| Problem description |
Set down exactly the lines from the one containing "Extract the structured" through the end of the records below, both included, and nothing else.

| Raw data |
================================

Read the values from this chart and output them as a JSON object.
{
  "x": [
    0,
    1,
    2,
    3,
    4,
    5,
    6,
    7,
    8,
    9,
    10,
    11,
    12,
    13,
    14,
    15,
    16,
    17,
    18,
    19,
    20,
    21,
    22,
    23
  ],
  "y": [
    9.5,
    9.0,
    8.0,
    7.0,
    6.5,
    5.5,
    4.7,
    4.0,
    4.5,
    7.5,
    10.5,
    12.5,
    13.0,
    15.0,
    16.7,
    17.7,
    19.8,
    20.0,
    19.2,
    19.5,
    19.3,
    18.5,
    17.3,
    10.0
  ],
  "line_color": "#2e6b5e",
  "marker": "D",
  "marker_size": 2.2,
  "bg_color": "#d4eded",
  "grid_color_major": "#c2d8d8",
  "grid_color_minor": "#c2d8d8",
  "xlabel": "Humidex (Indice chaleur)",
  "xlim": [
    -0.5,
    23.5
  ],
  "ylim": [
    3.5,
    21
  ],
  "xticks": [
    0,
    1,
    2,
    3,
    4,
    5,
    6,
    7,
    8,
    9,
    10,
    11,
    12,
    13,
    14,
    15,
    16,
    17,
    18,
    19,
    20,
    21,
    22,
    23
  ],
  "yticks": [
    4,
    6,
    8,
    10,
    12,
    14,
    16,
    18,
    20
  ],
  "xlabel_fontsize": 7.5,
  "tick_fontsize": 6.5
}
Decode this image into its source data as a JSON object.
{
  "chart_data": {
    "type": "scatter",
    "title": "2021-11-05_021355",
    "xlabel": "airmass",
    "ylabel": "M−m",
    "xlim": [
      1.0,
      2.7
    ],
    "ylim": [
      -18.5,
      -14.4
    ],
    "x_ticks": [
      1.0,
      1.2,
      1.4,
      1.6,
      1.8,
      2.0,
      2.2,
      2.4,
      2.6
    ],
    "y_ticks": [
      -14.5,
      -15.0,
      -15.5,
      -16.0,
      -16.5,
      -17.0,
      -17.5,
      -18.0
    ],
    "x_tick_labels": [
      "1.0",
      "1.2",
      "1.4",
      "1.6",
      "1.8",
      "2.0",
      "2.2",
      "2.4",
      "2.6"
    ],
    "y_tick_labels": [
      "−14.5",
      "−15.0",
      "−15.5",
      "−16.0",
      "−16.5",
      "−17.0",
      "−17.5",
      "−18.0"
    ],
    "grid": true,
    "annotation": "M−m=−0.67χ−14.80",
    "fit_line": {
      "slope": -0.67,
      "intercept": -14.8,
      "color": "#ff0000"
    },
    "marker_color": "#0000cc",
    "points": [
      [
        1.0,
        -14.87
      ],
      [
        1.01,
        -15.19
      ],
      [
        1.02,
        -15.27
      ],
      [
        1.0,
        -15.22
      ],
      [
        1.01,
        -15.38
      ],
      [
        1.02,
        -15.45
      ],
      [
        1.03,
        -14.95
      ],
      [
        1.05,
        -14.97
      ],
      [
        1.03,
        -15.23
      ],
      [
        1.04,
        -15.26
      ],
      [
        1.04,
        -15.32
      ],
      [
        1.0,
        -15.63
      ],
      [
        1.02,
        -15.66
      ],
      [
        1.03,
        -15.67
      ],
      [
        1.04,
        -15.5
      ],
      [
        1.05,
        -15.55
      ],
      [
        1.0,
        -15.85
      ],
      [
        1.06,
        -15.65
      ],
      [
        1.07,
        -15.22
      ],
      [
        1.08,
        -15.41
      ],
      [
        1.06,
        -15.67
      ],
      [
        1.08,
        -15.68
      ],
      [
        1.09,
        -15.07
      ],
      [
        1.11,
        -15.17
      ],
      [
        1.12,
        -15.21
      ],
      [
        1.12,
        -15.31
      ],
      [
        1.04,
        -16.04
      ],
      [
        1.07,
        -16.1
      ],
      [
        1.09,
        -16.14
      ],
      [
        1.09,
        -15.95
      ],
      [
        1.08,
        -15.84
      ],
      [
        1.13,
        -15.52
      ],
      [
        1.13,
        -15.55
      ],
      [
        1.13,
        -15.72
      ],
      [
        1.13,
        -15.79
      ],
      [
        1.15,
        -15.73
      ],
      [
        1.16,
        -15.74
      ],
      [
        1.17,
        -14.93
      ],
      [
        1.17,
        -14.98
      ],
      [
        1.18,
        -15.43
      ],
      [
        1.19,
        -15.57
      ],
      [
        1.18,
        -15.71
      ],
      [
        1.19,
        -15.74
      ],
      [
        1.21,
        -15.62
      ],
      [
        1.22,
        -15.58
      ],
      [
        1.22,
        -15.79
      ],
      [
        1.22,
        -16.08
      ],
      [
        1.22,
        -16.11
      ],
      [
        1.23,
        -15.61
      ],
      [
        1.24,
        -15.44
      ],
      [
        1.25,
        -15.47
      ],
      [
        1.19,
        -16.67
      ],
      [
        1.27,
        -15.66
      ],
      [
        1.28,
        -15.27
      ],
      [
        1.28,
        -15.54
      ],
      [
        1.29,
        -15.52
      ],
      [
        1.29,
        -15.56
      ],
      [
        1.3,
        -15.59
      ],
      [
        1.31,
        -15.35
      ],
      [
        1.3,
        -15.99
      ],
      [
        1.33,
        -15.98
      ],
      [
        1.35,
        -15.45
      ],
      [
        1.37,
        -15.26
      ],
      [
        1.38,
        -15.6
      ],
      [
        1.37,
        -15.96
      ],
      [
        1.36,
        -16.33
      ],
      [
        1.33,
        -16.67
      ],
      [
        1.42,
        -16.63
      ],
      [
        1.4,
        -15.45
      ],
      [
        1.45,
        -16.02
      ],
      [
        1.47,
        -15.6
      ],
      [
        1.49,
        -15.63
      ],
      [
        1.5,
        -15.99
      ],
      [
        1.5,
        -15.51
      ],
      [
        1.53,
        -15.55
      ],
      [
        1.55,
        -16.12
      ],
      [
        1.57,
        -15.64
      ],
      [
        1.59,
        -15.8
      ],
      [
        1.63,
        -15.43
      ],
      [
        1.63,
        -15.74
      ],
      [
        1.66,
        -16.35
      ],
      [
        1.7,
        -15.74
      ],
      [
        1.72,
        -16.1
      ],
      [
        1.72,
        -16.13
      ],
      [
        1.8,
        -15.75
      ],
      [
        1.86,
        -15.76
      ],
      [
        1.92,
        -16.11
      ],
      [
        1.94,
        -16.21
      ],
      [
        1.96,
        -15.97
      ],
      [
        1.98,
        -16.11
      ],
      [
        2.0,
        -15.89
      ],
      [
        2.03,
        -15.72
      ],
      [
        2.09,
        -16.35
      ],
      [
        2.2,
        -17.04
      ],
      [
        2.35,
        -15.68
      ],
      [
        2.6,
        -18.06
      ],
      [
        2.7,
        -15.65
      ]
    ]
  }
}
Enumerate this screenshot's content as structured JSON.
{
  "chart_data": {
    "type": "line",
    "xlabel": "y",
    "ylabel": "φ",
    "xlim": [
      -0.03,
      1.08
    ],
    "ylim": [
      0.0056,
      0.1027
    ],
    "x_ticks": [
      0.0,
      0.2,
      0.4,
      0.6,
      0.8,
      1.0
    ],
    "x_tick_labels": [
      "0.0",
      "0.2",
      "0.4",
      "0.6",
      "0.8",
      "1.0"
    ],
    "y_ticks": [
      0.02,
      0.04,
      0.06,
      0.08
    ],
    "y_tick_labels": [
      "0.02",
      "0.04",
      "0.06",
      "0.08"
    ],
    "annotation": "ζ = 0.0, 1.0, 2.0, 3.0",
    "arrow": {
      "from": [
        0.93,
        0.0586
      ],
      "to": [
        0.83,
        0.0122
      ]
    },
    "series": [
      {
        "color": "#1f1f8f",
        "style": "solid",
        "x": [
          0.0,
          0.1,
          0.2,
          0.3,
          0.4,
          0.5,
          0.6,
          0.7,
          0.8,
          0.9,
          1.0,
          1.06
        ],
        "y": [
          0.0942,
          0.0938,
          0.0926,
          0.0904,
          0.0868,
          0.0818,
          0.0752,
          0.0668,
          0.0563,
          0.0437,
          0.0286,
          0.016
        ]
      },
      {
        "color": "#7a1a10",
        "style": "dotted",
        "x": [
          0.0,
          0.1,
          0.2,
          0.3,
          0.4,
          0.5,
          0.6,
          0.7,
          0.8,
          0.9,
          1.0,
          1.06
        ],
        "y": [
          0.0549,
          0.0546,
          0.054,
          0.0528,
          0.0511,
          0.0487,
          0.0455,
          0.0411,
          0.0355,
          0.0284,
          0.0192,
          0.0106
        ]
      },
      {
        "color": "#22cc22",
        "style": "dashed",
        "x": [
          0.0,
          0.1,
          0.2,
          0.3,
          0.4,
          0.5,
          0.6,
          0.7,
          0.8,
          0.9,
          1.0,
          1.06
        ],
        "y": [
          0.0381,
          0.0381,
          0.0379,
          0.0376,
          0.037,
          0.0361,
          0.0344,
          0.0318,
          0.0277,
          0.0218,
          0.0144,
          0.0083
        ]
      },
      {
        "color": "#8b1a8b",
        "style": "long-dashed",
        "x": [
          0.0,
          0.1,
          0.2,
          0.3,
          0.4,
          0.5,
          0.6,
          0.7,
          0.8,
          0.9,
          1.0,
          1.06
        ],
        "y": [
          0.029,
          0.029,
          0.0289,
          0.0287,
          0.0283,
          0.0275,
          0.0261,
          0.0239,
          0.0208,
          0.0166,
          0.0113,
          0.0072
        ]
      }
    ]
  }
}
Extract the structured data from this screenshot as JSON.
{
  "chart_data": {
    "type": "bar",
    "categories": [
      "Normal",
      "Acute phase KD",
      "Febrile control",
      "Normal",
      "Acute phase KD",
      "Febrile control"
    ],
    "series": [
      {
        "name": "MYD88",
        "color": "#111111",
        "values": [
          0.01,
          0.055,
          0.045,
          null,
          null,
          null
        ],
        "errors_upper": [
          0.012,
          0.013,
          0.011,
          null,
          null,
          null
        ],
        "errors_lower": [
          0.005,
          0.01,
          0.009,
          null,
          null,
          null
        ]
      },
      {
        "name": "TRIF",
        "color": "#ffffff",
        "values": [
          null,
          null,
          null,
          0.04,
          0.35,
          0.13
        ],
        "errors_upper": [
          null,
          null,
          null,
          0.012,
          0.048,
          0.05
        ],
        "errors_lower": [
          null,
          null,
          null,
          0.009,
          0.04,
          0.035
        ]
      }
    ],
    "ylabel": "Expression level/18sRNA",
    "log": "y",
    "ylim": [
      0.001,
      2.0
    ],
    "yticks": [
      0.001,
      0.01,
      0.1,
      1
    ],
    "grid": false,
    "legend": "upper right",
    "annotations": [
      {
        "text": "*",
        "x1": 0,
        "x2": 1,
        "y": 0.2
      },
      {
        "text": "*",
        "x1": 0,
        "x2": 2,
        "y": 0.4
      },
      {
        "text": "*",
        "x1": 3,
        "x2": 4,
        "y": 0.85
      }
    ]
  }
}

================================

| Written answer |
Extract the structured data from this screenshot as JSON.
{
  "chart_data": {
    "type": "bar",
    "categories": [
      "Normal",
      "Acute phase KD",
      "Febrile control",
      "Normal",
      "Acute phase KD",
      "Febrile control"
    ],
    "series": [
      {
        "name": "MYD88",
        "color": "#111111",
        "values": [
          0.01,
          0.055,
          0.045,
          null,
          null,
          null
        ],
        "errors_upper": [
          0.012,
          0.013,
          0.011,
          null,
          null,
          null
        ],
        "errors_lower": [
          0.005,
          0.01,
          0.009,
          null,
          null,
          null
        ]
      },
      {
        "name": "TRIF",
        "color": "#ffffff",
        "values": [
          null,
          null,
          null,
          0.04,
          0.35,
          0.13
        ],
        "errors_upper": [
          null,
          null,
          null,
          0.012,
          0.048,
          0.05
        ],
        "errors_lower": [
          null,
          null,
          null,
          0.009,
          0.04,
          0.035
        ]
      }
    ],
    "ylabel": "Expression level/18sRNA",
    "log": "y",
    "ylim": [
      0.001,
      2.0
    ],
    "yticks": [
      0.001,
      0.01,
      0.1,
      1
    ],
    "grid": false,
    "legend": "upper right",
    "annotations": [
      {
        "text": "*",
        "x1": 0,
        "x2": 1,
        "y": 0.2
      },
      {
        "text": "*",
        "x1": 0,
        "x2": 2,
        "y": 0.4
      },
      {
        "text": "*",
        "x1": 3,
        "x2": 4,
        "y": 0.85
      }
    ]
  }
}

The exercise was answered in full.